SUPPLIED ENTRIES →
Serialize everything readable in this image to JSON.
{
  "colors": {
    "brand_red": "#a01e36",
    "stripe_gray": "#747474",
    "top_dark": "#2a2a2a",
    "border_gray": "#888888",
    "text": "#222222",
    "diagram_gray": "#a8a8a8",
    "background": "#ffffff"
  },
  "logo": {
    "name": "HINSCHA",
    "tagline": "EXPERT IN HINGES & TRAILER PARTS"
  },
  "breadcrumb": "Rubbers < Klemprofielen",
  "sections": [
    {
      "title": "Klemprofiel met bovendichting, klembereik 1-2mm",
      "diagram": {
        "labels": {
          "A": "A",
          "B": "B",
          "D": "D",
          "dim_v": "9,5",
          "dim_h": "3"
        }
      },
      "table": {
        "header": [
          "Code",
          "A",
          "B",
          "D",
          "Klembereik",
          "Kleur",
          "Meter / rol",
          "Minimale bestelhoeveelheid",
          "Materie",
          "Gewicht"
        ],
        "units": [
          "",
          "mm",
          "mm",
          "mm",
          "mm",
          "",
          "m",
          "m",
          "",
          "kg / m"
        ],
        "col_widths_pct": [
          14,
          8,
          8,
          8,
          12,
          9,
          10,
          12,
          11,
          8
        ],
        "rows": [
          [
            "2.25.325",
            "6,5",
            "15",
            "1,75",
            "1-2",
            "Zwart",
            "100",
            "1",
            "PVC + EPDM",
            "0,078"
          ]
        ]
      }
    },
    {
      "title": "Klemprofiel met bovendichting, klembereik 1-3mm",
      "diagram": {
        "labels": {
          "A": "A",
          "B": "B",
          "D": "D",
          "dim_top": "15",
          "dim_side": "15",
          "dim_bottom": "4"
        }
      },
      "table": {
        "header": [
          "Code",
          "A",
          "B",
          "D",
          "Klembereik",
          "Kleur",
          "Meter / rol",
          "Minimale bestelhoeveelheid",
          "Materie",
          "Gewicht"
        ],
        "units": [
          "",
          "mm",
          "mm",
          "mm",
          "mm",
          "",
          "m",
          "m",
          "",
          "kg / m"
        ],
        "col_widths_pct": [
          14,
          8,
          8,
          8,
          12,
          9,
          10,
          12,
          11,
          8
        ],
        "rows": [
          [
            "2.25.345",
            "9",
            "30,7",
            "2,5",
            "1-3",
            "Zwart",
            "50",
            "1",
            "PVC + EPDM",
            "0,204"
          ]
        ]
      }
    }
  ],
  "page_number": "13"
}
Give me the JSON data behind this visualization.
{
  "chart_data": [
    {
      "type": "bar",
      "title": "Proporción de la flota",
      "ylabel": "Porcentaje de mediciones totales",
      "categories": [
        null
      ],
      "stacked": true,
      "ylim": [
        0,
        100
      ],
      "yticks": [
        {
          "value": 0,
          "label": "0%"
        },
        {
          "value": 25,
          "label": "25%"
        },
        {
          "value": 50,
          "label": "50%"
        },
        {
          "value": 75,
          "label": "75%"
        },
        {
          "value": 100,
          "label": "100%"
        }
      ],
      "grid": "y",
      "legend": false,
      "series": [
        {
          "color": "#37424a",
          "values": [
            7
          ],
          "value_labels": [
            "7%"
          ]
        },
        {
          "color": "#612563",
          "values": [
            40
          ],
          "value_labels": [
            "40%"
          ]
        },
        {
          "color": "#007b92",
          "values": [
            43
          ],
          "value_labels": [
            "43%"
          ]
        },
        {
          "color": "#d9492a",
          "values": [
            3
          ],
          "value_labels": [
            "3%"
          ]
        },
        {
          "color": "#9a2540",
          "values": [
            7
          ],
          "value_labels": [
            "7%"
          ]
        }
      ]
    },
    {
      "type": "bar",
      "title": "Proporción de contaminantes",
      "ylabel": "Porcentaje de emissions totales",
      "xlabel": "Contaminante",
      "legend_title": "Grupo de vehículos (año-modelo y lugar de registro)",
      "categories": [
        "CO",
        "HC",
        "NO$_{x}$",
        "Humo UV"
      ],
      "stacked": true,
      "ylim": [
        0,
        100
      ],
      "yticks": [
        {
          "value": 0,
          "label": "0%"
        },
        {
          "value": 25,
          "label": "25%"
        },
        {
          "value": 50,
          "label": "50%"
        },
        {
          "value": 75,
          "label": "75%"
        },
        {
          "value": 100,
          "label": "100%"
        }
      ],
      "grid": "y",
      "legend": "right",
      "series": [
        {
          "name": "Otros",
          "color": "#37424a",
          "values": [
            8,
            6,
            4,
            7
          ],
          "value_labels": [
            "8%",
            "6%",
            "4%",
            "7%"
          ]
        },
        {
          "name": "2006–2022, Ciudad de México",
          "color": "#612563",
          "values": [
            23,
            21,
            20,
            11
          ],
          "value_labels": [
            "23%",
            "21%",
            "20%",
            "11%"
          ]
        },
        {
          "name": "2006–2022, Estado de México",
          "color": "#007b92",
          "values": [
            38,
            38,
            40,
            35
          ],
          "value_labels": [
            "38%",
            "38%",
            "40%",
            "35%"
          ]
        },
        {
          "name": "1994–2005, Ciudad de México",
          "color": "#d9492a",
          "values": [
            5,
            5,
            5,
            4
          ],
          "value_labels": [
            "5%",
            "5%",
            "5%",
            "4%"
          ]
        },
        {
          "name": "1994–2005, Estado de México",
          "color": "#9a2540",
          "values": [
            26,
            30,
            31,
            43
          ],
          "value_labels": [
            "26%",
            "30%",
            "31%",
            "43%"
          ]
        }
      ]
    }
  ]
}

REQUIRED TASK → Output each record exactly, leaving nothing out.

CORRECT OUTPUT →
Serialize everything readable in this image to JSON.
{
  "colors": {
    "brand_red": "#a01e36",
    "stripe_gray": "#747474",
    "top_dark": "#2a2a2a",
    "border_gray": "#888888",
    "text": "#222222",
    "diagram_gray": "#a8a8a8",
    "background": "#ffffff"
  },
  "logo": {
    "name": "HINSCHA",
    "tagline": "EXPERT IN HINGES & TRAILER PARTS"
  },
  "breadcrumb": "Rubbers < Klemprofielen",
  "sections": [
    {
      "title": "Klemprofiel met bovendichting, klembereik 1-2mm",
      "diagram": {
        "labels": {
          "A": "A",
          "B": "B",
          "D": "D",
          "dim_v": "9,5",
          "dim_h": "3"
        }
      },
      "table": {
        "header": [
          "Code",
          "A",
          "B",
          "D",
          "Klembereik",
          "Kleur",
          "Meter / rol",
          "Minimale bestelhoeveelheid",
          "Materie",
          "Gewicht"
        ],
        "units": [
          "",
          "mm",
          "mm",
          "mm",
          "mm",
          "",
          "m",
          "m",
          "",
          "kg / m"
        ],
        "col_widths_pct": [
          14,
          8,
          8,
          8,
          12,
          9,
          10,
          12,
          11,
          8
        ],
        "rows": [
          [
            "2.25.325",
            "6,5",
            "15",
            "1,75",
            "1-2",
            "Zwart",
            "100",
            "1",
            "PVC + EPDM",
            "0,078"
          ]
        ]
      }
    },
    {
      "title": "Klemprofiel met bovendichting, klembereik 1-3mm",
      "diagram": {
        "labels": {
          "A": "A",
          "B": "B",
          "D": "D",
          "dim_top": "15",
          "dim_side": "15",
          "dim_bottom": "4"
        }
      },
      "table": {
        "header": [
          "Code",
          "A",
          "B",
          "D",
          "Klembereik",
          "Kleur",
          "Meter / rol",
          "Minimale bestelhoeveelheid",
          "Materie",
          "Gewicht"
        ],
        "units": [
          "",
          "mm",
          "mm",
          "mm",
          "mm",
          "",
          "m",
          "m",
          "",
          "kg / m"
        ],
        "col_widths_pct": [
          14,
          8,
          8,
          8,
          12,
          9,
          10,
          12,
          11,
          8
        ],
        "rows": [
          [
            "2.25.345",
            "9",
            "30,7",
            "2,5",
            "1-3",
            "Zwart",
            "50",
            "1",
            "PVC + EPDM",
            "0,204"
          ]
        ]
      }
    }
  ],
  "page_number": "13"
}
Give me the JSON data behind this visualization.
{
  "chart_data": [
    {
      "type": "bar",
      "title": "Proporción de la flota",
      "ylabel": "Porcentaje de mediciones totales",
      "categories": [
        null
      ],
      "stacked": true,
      "ylim": [
        0,
        100
      ],
      "yticks": [
        {
          "value": 0,
          "label": "0%"
        },
        {
          "value": 25,
          "label": "25%"
        },
        {
          "value": 50,
          "label": "50%"
        },
        {
          "value": 75,
          "label": "75%"
        },
        {
          "value": 100,
          "label": "100%"
        }
      ],
      "grid": "y",
      "legend": false,
      "series": [
        {
          "color": "#37424a",
          "values": [
            7
          ],
          "value_labels": [
            "7%"
          ]
        },
        {
          "color": "#612563",
          "values": [
            40
          ],
          "value_labels": [
            "40%"
          ]
        },
        {
          "color": "#007b92",
          "values": [
            43
          ],
          "value_labels": [
            "43%"
          ]
        },
        {
          "color": "#d9492a",
          "values": [
            3
          ],
          "value_labels": [
            "3%"
          ]
        },
        {
          "color": "#9a2540",
          "values": [
            7
          ],
          "value_labels": [
            "7%"
          ]
        }
      ]
    },
    {
      "type": "bar",
      "title": "Proporción de contaminantes",
      "ylabel": "Porcentaje de emissions totales",
      "xlabel": "Contaminante",
      "legend_title": "Grupo de vehículos (año-modelo y lugar de registro)",
      "categories": [
        "CO",
        "HC",
        "NO$_{x}$",
        "Humo UV"
      ],
      "stacked": true,
      "ylim": [
        0,
        100
      ],
      "yticks": [
        {
          "value": 0,
          "label": "0%"
        },
        {
          "value": 25,
          "label": "25%"
        },
        {
          "value": 50,
          "label": "50%"
        },
        {
          "value": 75,
          "label": "75%"
        },
        {
          "value": 100,
          "label": "100%"
        }
      ],
      "grid": "y",
      "legend": "right",
      "series": [
        {
          "name": "Otros",
          "color": "#37424a",
          "values": [
            8,
            6,
            4,
            7
          ],
          "value_labels": [
            "8%",
            "6%",
            "4%",
            "7%"
          ]
        },
        {
          "name": "2006–2022, Ciudad de México",
          "color": "#612563",
          "values": [
            23,
            21,
            20,
            11
          ],
          "value_labels": [
            "23%",
            "21%",
            "20%",
            "11%"
          ]
        },
        {
          "name": "2006–2022, Estado de México",
          "color": "#007b92",
          "values": [
            38,
            38,
            40,
            35
          ],
          "value_labels": [
            "38%",
            "38%",
            "40%",
            "35%"
          ]
        },
        {
          "name": "1994–2005, Ciudad de México",
          "color": "#d9492a",
          "values": [
            5,
            5,
            5,
            4
          ],
          "value_labels": [
            "5%",
            "5%",
            "5%",
            "4%"
          ]
        },
        {
          "name": "1994–2005, Estado de México",
          "color": "#9a2540",
          "values": [
            26,
            30,
            31,
            43
          ],
          "value_labels": [
            "26%",
            "30%",
            "31%",
            "43%"
          ]
        }
      ]
    }
  ]
}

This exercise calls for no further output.